Gather every line that includes the word "industrias", please.
---------- Records ----------
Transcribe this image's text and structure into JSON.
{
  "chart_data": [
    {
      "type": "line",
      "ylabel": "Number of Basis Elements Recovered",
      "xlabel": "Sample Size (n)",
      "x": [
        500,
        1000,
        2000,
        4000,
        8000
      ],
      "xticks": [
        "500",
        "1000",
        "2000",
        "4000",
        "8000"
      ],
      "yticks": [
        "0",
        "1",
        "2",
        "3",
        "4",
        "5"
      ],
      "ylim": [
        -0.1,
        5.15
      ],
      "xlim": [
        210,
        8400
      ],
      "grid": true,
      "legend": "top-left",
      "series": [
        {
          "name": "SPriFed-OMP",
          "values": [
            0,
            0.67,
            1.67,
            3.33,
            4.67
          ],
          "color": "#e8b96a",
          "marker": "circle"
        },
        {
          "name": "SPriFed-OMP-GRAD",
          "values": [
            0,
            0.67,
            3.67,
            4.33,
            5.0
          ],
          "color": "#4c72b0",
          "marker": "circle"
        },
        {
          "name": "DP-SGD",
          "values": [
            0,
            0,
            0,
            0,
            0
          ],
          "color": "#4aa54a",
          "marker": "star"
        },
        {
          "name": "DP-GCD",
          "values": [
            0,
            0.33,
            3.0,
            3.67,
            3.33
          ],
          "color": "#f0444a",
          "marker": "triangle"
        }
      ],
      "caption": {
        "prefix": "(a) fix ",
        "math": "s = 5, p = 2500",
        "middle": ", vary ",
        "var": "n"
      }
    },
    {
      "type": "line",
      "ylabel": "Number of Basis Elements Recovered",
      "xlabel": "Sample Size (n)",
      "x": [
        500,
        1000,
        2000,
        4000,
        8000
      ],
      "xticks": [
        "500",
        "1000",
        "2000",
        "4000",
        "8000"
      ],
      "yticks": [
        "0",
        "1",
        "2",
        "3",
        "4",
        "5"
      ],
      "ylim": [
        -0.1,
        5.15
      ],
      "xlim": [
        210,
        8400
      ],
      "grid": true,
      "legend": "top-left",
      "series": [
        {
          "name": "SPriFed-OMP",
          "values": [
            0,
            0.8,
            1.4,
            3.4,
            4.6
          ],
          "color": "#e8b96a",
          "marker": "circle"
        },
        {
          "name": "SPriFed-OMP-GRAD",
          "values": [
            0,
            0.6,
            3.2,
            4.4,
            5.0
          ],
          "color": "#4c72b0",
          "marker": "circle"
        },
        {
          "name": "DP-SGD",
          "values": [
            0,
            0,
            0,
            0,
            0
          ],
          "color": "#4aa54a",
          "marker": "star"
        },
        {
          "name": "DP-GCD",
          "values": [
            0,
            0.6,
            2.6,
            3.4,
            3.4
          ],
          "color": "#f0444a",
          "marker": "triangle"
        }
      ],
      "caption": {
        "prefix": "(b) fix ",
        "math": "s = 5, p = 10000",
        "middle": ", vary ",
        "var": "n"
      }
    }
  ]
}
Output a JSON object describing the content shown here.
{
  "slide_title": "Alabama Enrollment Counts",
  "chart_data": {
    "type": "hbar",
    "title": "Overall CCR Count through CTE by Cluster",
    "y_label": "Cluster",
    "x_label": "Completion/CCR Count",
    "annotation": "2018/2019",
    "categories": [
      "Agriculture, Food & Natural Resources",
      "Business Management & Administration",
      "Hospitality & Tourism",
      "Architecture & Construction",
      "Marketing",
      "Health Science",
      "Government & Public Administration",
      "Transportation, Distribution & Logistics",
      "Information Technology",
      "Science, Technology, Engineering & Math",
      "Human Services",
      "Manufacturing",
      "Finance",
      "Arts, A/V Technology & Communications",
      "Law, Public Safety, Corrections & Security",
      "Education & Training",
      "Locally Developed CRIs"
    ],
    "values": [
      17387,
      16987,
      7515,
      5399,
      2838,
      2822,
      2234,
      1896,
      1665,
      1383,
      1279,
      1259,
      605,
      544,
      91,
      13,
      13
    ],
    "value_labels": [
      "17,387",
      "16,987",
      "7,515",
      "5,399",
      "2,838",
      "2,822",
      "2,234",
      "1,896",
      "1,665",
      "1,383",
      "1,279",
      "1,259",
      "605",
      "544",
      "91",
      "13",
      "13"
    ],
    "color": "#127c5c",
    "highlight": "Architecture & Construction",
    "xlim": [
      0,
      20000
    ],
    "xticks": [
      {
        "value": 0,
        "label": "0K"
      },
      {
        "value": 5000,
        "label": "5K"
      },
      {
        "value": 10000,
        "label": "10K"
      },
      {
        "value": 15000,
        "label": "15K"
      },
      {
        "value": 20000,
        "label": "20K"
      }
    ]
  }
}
----------
---------- Records ----------
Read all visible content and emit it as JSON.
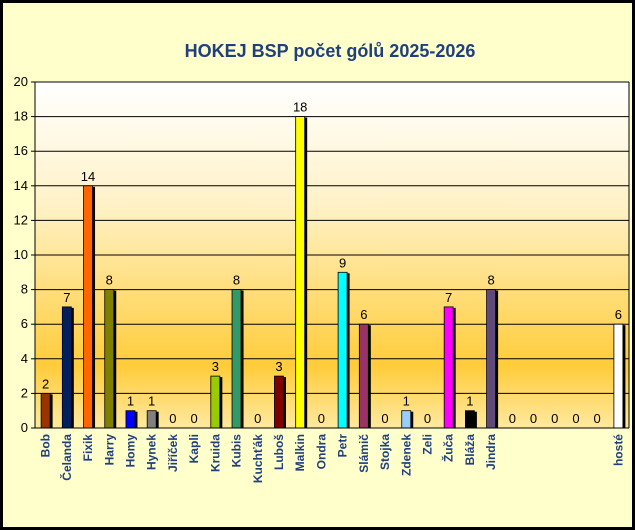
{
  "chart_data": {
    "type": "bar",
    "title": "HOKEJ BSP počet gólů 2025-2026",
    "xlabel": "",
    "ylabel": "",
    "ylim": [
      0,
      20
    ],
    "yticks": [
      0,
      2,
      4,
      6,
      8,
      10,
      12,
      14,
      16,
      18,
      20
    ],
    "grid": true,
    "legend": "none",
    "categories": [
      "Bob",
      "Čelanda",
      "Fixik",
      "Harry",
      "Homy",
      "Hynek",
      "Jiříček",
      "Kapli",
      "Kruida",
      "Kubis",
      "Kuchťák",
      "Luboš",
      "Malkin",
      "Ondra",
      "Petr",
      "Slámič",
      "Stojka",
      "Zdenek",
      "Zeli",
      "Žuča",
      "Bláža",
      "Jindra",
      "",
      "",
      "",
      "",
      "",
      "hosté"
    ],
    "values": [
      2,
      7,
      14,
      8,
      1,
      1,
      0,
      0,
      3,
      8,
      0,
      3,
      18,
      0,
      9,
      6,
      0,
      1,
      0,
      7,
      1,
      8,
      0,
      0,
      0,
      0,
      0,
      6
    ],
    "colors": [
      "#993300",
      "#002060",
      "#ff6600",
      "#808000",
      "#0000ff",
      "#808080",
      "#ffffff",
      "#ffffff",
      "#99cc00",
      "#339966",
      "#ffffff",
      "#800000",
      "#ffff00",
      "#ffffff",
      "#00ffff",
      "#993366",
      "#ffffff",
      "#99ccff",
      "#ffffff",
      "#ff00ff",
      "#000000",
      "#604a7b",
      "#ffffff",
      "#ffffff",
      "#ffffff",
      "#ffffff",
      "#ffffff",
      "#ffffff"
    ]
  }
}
----------
---------- Records ----------
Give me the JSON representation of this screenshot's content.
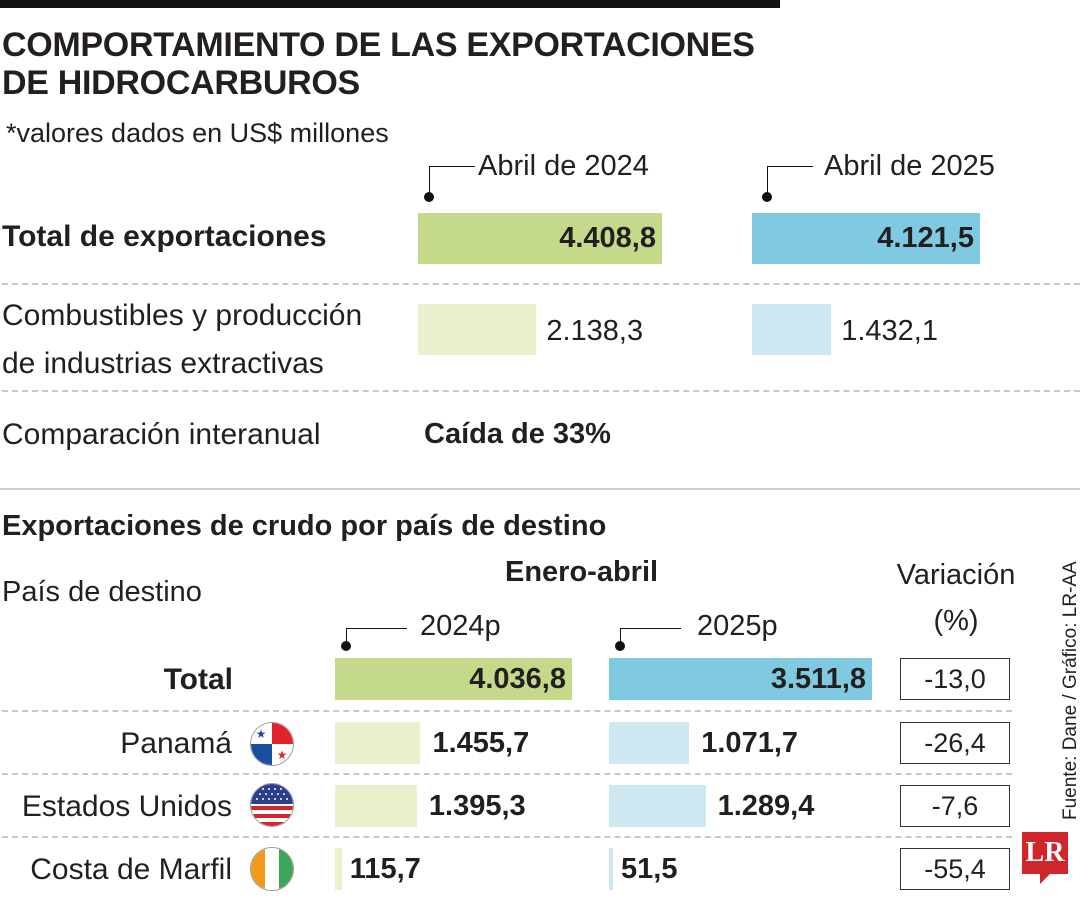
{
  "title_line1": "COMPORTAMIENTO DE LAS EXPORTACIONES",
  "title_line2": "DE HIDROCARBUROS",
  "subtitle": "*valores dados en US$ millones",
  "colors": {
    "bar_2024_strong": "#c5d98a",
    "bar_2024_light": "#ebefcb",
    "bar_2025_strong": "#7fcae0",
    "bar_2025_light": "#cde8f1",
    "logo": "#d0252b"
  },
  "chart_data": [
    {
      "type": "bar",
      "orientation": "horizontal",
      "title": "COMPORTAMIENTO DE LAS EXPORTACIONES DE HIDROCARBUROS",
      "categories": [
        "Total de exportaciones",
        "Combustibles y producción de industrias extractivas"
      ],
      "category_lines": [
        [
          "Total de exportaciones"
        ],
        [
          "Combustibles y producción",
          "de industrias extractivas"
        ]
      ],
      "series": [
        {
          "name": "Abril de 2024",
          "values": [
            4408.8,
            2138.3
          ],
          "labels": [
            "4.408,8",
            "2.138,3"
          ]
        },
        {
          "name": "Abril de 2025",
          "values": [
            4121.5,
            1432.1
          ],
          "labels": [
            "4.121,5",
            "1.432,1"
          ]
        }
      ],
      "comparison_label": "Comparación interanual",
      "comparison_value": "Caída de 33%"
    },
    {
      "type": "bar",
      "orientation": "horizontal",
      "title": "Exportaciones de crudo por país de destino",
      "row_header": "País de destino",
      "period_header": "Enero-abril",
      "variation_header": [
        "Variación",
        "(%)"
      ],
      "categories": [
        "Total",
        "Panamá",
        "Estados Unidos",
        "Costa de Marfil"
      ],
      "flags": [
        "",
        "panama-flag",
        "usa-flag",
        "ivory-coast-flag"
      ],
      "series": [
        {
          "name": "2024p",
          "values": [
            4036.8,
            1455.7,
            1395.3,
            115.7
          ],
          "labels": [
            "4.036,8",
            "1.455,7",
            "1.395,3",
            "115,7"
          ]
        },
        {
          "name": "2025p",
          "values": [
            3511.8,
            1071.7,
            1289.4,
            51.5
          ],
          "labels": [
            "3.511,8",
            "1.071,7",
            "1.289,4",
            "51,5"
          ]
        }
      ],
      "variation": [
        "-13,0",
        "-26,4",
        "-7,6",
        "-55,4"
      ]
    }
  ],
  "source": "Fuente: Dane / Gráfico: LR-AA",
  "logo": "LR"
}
----------
Reply to the exercise
        "Combustibles y producción de industrias extractivas"
          "de industrias extractivas"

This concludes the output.